Directive: Lines containing the string "name" are to be counted; report the number and nothing more.

Dataset rows about figures:
::::::::
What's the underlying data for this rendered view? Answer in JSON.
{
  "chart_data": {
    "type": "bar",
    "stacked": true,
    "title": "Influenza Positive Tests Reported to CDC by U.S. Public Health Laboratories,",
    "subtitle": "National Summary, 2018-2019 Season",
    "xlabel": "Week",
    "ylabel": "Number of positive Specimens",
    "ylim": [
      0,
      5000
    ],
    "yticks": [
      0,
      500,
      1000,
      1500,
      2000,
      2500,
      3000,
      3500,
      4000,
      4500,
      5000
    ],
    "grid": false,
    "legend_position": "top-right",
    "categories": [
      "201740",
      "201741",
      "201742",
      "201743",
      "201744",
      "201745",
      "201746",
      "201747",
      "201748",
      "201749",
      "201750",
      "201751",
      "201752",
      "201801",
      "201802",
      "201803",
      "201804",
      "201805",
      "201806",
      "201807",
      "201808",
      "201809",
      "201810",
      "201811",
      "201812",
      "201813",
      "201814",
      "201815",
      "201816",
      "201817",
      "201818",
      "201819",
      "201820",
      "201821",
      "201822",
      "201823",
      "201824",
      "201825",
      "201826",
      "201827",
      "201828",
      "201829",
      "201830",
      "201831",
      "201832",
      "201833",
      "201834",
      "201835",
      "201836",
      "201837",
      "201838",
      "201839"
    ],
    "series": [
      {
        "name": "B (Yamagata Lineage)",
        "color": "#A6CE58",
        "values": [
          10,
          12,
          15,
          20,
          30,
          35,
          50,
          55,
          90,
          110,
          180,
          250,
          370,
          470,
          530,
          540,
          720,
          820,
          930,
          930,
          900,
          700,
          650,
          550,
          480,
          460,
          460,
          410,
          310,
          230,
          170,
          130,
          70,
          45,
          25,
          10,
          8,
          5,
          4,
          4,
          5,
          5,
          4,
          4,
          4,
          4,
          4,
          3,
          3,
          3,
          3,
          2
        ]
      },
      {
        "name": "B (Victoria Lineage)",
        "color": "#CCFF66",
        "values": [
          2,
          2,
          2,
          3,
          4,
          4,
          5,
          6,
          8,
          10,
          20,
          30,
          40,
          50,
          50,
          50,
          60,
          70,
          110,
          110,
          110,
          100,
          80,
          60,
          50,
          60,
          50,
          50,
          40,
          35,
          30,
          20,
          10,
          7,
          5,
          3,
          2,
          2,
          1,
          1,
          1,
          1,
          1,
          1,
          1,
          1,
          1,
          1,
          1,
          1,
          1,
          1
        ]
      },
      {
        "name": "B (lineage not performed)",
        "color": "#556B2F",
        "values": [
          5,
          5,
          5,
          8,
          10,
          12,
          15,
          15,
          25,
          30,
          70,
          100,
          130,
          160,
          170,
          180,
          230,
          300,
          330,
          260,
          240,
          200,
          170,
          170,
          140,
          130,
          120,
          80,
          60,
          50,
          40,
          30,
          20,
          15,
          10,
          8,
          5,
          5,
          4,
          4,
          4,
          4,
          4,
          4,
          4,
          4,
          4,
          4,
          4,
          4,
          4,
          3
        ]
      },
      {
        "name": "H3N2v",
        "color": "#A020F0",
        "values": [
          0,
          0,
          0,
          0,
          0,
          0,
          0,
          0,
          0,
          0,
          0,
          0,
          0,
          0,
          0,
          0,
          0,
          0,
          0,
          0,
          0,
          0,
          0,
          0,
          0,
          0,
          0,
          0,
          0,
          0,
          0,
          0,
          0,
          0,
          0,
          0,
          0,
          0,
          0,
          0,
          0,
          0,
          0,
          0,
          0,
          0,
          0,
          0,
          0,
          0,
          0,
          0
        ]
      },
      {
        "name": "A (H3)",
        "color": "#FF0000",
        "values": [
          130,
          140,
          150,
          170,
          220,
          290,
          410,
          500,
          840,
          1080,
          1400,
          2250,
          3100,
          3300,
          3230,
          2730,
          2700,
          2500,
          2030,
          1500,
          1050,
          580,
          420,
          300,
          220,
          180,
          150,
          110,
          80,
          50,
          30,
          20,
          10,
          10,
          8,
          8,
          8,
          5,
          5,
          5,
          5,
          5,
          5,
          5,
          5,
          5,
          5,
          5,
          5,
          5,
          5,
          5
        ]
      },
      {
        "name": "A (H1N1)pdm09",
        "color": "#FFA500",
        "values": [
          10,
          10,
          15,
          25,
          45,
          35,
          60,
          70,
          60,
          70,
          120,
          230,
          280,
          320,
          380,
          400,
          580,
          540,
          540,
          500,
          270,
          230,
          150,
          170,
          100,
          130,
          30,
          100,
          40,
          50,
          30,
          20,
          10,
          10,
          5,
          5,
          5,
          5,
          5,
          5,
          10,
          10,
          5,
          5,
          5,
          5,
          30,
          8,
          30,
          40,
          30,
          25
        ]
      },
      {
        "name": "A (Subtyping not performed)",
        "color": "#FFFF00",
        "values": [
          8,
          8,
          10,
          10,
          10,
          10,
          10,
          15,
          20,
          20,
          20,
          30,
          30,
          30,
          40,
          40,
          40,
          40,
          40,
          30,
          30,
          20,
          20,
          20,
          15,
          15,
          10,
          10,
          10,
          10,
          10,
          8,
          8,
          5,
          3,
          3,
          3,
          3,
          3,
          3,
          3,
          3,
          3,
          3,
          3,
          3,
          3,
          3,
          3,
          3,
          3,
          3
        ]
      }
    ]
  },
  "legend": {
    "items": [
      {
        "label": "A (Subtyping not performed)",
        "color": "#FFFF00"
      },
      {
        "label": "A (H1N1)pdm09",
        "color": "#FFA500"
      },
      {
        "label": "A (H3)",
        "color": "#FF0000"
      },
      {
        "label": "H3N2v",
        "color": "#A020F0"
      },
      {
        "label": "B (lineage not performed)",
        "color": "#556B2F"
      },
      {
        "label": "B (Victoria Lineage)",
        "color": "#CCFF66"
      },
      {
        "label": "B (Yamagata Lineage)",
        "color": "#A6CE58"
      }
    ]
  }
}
::::::::
Result of the task: 7